Re: [RFC V5] md/raid5: optimize Scattered Address Space and Thread-Level Parallelism to improve RAID5 performance

Yu Kuai <yukuai1@xxxxxxxxxxxxxxx> · Tue, 11 Jun 2024 19:59:20 +0800

Hi,

I just take a quick look, a design problem below. There are some style
problems, however, we can work on that later.

在 2024/06/06 0:53, Shushu Yi 写道:
Optimize scattered address space. Achieves significant improvements in
both throughput and latency.

Maximize thread-level parallelism and reduce CPU suspension time caused
by lock contention. Achieve increased overall storage throughput by
89.4% and decrease the 99.99th percentile I/O latency by 85.4% on a
system with four PCIe 4.0 SSDs. (Set the iodepth to 32 and employ
libaio. Configure the I/O size as 4 KB with sequential write and 16
threads. In RAID5 consist of 2+1 1TB Samsung 980Pro SSDs, throughput
went from 5218MB/s to 9884MB/s.)

Note: Publish this work as a paper and provide the URL
(https://www.hotstorage.org/2022/camera-ready/hotstorage22-5/pdf/
hotstorage22-5.pdf).

*TASKS TO PERFORM:*
- A) In the RAID5 patch reply, what throughput did the 2+1 Samsung 980Pro RAID5 setup reach after the change?
- B) Repeat the RAID5 patch reply from "在 2024/06/06 0:53, Shushu" up to and including "5218MB/s to 9884MB/s.)".
- C) Render this sentence from the RAID5 patch reply in Spanish: "Maximize thread-level parallelism and reduce CPU suspension time caused by lock contention."
The items come from a separate source.

*EXTRACTED RECORDS:*
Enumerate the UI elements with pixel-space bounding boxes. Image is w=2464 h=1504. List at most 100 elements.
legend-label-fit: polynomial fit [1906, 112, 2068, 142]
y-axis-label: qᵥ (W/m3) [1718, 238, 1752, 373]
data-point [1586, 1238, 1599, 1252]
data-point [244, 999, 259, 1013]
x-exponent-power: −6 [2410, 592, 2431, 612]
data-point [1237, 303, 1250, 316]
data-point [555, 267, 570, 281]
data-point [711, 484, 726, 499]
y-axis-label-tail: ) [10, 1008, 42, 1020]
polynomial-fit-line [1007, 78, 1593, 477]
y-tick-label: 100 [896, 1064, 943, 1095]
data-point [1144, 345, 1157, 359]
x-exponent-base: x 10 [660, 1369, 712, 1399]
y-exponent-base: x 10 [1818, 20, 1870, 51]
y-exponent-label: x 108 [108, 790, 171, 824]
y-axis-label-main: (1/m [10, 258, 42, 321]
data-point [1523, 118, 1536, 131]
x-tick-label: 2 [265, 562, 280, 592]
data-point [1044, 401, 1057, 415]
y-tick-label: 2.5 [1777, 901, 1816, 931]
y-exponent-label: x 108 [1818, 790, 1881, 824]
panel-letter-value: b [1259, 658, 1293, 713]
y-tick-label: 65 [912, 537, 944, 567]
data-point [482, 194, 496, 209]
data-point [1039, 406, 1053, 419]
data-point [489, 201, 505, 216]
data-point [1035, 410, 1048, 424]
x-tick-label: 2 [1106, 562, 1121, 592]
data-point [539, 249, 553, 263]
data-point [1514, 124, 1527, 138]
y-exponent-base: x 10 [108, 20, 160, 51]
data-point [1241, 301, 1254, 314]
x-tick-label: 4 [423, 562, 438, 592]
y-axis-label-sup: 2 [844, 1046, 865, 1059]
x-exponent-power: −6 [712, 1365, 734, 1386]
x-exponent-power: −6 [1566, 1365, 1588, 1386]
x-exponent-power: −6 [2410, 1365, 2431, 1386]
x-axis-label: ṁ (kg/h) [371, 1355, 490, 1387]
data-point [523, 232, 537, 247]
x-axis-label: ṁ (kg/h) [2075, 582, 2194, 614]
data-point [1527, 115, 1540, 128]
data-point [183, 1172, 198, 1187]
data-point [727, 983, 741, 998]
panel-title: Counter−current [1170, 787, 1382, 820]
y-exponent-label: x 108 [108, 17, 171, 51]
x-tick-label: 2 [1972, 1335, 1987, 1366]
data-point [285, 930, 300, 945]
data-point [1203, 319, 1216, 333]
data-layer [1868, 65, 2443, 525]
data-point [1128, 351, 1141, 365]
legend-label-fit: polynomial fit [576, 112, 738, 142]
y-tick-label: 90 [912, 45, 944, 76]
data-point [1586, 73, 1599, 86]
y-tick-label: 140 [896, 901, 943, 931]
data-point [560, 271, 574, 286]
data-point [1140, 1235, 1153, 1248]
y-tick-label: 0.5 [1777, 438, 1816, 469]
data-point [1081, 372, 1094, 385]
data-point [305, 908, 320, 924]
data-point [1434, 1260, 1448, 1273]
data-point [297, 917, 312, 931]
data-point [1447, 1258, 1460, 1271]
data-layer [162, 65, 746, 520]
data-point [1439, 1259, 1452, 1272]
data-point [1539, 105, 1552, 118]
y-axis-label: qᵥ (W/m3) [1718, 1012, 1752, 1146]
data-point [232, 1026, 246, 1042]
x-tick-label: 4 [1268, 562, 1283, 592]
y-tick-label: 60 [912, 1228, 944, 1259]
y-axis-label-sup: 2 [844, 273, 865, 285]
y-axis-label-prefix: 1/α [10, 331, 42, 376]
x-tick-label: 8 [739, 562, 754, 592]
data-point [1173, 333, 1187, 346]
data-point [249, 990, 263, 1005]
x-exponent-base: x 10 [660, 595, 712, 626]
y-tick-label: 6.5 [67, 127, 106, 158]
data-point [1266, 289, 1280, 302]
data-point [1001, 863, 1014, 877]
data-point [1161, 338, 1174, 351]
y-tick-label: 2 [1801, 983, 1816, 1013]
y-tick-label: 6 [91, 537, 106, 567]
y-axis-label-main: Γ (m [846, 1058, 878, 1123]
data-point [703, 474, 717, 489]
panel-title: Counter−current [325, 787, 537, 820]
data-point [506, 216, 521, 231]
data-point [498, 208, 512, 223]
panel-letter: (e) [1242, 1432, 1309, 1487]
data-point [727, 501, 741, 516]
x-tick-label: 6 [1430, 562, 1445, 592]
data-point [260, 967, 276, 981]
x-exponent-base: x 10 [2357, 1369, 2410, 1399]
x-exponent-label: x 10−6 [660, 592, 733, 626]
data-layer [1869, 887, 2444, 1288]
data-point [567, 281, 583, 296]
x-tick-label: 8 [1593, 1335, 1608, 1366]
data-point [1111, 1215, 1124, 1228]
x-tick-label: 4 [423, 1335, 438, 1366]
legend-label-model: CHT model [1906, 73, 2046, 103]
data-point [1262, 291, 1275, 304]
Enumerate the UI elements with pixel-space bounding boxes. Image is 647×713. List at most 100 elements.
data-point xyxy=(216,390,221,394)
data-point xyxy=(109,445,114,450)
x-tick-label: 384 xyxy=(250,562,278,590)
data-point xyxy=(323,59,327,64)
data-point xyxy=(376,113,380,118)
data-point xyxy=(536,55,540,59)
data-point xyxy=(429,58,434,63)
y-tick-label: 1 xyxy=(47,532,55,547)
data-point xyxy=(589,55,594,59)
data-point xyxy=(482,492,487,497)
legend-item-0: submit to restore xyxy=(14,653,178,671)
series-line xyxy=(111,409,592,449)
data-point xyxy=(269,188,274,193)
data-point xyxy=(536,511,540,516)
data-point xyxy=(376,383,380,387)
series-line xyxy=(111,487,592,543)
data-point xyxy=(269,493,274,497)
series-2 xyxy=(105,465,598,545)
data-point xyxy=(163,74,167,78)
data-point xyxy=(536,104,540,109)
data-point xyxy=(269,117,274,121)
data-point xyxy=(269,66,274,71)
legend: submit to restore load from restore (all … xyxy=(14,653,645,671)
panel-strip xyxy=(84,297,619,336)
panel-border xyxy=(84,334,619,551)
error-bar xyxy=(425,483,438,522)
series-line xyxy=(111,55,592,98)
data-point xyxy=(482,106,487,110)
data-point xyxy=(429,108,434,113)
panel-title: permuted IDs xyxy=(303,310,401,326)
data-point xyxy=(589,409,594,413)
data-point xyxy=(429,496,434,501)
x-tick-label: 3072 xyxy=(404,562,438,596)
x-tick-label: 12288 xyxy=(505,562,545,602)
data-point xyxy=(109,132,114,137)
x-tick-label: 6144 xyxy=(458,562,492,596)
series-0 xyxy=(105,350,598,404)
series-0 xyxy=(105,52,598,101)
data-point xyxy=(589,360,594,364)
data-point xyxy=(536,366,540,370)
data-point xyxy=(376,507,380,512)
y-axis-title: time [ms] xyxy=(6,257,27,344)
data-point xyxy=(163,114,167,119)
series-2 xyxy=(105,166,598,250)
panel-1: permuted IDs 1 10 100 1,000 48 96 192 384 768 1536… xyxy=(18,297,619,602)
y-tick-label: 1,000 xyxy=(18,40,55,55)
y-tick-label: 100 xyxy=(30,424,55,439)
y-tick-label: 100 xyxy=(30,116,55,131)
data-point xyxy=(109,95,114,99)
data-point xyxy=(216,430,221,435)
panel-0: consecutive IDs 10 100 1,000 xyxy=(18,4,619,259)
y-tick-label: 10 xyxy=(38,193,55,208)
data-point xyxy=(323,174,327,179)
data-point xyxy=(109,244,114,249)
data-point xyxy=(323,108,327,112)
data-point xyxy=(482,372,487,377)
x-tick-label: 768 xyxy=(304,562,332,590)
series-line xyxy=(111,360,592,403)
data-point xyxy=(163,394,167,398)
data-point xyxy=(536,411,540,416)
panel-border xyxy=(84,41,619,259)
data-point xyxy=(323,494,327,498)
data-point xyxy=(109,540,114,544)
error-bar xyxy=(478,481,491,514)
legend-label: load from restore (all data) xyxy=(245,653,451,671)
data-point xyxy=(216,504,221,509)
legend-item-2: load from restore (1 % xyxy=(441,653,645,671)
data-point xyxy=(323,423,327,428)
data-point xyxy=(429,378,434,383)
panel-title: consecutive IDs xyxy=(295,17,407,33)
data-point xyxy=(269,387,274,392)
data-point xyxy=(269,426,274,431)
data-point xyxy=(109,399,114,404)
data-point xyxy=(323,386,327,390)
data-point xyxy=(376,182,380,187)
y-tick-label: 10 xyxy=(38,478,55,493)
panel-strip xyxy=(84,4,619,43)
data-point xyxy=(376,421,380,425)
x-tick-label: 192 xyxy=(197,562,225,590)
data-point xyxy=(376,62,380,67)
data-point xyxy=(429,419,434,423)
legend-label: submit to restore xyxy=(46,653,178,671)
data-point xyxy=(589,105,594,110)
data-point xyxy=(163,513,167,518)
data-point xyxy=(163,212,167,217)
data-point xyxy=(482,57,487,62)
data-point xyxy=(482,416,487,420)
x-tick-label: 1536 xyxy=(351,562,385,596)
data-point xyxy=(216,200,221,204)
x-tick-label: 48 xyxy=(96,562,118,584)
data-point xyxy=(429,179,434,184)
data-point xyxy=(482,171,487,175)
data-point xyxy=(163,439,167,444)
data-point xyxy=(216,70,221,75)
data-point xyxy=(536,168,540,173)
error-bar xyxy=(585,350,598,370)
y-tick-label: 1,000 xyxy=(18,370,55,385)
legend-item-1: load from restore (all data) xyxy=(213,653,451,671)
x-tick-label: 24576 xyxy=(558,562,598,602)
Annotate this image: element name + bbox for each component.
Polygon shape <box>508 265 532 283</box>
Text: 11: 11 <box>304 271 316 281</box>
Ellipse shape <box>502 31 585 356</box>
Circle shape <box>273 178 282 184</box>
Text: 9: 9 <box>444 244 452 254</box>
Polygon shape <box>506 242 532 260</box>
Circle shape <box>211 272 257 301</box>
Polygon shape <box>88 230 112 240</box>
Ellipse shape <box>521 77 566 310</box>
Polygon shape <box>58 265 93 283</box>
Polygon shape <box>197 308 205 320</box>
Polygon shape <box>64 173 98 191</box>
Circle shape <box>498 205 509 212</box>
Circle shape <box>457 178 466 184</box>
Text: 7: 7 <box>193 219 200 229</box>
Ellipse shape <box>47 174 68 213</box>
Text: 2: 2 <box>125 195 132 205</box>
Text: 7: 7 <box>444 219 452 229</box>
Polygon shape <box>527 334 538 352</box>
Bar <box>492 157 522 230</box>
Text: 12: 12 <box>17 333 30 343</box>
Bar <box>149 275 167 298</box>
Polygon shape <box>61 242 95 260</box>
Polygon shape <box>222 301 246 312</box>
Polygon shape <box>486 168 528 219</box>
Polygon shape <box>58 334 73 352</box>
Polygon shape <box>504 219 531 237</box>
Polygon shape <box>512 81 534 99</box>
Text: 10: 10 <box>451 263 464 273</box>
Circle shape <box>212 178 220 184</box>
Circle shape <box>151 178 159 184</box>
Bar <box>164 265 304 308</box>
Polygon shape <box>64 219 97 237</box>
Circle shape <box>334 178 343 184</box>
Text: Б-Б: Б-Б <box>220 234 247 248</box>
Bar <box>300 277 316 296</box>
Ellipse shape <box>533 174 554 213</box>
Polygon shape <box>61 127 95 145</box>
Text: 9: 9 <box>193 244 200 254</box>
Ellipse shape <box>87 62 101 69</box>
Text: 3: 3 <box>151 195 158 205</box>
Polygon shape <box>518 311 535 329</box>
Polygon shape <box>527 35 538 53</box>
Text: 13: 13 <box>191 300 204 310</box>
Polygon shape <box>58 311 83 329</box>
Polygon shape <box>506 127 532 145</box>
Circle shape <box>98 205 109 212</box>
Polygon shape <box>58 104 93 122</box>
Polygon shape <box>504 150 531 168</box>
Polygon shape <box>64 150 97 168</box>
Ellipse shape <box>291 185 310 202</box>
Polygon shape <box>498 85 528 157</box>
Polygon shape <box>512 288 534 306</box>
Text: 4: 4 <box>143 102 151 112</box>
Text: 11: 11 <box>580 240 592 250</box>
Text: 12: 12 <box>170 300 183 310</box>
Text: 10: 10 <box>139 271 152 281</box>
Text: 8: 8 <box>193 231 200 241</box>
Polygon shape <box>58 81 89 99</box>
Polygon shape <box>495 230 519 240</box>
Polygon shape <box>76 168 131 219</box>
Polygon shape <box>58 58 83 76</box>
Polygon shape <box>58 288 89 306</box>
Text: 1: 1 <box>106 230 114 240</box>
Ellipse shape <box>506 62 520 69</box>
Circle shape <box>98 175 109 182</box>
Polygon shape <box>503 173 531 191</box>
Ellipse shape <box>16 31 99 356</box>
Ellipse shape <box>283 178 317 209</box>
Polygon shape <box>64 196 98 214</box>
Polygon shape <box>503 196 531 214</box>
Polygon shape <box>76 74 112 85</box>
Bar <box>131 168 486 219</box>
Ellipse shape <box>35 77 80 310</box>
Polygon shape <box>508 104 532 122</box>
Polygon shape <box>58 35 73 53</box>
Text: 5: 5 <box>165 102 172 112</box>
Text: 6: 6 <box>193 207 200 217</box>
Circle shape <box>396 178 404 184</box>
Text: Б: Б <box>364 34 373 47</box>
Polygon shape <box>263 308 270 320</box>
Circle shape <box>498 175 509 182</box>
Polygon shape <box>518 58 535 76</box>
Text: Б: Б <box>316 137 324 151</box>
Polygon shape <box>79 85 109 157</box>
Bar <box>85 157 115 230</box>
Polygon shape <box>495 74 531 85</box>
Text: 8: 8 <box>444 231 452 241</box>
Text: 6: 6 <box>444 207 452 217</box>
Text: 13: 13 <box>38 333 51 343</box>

*CORRECT ANSWERS:*
- A) 9884MB/s, up from 5218MB/s.

- B)
在 2024/06/06 0:53, Shushu Yi 写道:
Optimize scattered address space. Achieves significant improvements in
both throughput and latency.

Maximize thread-level parallelism and reduce CPU suspension time caused
by lock contention. Achieve increased overall storage throughput by
89.4% and decrease the 99.99th percentile I/O latency by 85.4% on a
system with four PCIe 4.0 SSDs. (Set the iodepth to 32 and employ
libaio. Configure the I/O size as 4 KB with sequential write and 16
threads. In RAID5 consist of 2+1 1TB Samsung 980Pro SSDs, throughput
went from 5218MB/s to 9884MB/s.)

- C) Maximizar el paralelismo a nivel de hilos y reducir el tiempo de suspensión de la CPU causado por la contención de bloqueos.